• _SET EXERCISE_: Which lines hold the word "temperature"? Copy each of them.

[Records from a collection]
►
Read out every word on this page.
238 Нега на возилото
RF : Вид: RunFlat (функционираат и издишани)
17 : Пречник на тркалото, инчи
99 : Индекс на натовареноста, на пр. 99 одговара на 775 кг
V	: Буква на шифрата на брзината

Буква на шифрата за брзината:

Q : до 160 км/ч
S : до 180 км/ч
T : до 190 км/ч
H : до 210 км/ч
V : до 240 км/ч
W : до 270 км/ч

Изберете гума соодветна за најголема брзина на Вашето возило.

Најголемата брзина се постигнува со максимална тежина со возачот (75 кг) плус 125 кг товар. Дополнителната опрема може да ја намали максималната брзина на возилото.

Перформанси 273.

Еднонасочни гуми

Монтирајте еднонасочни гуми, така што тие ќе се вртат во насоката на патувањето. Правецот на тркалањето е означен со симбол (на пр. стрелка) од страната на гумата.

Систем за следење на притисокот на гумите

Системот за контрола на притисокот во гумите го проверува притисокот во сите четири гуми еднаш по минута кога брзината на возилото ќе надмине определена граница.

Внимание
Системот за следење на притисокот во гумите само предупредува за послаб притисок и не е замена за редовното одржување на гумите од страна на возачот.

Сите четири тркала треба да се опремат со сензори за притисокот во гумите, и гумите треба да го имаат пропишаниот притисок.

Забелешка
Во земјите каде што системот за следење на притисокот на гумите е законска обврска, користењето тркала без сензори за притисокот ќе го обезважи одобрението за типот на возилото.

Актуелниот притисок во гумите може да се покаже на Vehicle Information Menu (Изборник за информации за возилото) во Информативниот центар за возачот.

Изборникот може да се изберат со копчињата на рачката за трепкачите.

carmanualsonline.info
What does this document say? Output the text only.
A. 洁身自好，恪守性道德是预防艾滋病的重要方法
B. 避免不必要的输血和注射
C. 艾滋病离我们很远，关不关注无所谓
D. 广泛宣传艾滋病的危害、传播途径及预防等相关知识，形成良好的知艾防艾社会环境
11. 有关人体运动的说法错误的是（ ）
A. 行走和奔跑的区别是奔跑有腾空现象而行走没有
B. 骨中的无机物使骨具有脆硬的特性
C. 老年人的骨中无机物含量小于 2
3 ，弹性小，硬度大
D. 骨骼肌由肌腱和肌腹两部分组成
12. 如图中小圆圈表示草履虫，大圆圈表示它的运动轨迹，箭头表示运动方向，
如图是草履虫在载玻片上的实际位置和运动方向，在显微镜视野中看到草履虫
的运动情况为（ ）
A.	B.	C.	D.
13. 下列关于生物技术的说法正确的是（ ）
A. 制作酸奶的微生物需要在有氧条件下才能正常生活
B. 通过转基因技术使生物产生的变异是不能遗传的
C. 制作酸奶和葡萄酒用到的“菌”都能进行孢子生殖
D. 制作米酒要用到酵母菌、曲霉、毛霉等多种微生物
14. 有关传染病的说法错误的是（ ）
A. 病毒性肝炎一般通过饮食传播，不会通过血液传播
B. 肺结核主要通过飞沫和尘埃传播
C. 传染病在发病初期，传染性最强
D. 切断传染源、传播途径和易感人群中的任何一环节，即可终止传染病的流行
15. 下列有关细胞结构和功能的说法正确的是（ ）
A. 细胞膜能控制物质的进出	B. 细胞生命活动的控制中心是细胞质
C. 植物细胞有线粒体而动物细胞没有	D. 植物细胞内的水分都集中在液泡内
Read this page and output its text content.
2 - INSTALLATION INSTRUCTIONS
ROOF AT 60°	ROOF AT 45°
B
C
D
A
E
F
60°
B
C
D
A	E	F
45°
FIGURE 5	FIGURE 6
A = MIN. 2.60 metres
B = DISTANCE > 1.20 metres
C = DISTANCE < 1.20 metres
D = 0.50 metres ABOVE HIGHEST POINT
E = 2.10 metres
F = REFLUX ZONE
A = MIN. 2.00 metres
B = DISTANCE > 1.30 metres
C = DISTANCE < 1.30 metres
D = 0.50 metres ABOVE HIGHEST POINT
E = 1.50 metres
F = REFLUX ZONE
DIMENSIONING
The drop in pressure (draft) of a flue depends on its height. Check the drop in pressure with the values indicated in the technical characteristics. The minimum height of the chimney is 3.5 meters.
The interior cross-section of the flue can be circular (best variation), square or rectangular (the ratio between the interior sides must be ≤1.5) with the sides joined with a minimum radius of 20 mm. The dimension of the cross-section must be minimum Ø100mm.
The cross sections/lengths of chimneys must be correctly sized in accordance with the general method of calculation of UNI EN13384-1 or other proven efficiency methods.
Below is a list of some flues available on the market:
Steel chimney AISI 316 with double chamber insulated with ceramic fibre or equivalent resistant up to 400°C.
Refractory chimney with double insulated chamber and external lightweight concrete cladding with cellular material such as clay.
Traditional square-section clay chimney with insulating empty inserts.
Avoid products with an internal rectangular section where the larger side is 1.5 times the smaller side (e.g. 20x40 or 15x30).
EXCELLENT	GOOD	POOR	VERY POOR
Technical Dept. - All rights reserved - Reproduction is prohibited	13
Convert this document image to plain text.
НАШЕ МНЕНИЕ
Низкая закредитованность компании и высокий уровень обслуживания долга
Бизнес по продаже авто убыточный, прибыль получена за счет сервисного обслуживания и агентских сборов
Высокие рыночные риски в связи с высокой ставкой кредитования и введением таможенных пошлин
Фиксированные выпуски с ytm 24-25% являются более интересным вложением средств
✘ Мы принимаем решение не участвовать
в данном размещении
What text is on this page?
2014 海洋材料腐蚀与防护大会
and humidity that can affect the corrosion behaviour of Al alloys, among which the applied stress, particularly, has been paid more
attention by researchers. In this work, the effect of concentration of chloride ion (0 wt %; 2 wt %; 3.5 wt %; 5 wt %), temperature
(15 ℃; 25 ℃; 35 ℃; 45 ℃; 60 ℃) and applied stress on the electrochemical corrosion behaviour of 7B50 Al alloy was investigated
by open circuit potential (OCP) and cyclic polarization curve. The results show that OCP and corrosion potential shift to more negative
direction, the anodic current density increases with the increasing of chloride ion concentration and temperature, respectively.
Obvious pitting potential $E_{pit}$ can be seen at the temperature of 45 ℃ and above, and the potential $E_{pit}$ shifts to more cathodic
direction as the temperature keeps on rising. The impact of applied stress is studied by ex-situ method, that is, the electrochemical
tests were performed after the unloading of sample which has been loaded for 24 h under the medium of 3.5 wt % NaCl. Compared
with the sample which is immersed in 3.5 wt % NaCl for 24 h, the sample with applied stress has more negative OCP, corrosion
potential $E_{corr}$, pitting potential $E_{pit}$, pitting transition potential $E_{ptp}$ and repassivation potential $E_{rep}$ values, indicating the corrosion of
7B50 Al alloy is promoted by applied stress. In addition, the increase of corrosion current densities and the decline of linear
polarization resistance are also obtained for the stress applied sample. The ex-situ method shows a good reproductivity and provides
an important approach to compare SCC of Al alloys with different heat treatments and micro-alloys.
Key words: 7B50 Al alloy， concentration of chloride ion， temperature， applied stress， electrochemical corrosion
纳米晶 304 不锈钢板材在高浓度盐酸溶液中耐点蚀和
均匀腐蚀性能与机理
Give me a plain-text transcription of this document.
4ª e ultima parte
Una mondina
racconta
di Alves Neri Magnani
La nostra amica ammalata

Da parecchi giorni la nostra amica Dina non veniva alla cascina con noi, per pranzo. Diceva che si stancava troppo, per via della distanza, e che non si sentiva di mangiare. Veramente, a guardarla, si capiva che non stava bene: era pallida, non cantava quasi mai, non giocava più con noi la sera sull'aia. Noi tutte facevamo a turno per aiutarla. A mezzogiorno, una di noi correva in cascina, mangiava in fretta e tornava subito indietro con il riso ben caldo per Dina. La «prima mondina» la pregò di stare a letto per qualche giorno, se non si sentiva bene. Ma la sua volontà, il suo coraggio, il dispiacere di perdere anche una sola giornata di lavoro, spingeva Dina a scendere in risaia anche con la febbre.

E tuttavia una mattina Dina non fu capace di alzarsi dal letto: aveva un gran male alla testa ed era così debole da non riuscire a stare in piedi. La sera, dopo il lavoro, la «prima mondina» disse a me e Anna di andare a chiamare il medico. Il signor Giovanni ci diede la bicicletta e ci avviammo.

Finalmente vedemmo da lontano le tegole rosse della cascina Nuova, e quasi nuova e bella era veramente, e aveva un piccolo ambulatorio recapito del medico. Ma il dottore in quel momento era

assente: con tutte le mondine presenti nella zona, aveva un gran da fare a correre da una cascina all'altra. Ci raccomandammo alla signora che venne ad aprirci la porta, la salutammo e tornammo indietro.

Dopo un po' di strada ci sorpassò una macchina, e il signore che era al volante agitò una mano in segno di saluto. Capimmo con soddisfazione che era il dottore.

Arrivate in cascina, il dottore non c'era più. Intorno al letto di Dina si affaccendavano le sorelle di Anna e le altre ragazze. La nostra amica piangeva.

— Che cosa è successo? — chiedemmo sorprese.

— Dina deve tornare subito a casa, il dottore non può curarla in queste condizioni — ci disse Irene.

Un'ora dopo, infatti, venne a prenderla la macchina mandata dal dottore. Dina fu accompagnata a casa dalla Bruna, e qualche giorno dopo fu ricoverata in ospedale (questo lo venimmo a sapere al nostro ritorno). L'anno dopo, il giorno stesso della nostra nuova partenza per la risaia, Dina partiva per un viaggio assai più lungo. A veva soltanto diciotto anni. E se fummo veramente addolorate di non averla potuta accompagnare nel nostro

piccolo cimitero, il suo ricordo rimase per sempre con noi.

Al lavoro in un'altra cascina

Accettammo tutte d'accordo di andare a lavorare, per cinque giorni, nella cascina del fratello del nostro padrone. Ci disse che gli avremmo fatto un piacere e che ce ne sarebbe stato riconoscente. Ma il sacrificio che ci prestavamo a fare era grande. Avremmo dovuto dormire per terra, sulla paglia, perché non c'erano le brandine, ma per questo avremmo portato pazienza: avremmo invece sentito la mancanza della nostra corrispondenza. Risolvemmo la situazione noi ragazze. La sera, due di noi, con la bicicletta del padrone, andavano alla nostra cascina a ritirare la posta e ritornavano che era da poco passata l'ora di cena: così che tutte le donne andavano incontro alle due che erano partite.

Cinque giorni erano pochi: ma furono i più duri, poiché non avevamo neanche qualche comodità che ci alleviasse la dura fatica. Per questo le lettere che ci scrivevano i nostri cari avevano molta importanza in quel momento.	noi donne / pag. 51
◄
• _EXERCISE RESULT_:
attention by researchers. In this work, the effect of concentration of chloride ion (0 wt %; 2 wt %; 3.5 wt %; 5 wt %), temperature
direction, the anodic current density increases with the increasing of chloride ion concentration and temperature, respectively.
Obvious pitting potential $E_{pit}$ can be seen at the temperature of 45 ℃ and above, and the potential $E_{pit}$ shifts to more cathodic
direction as the temperature keeps on rising. The impact of applied stress is studied by ex-situ method, that is, the electrochemical
Key words: 7B50 Al alloy， concentration of chloride ion， temperature， applied stress， electrochemical corrosion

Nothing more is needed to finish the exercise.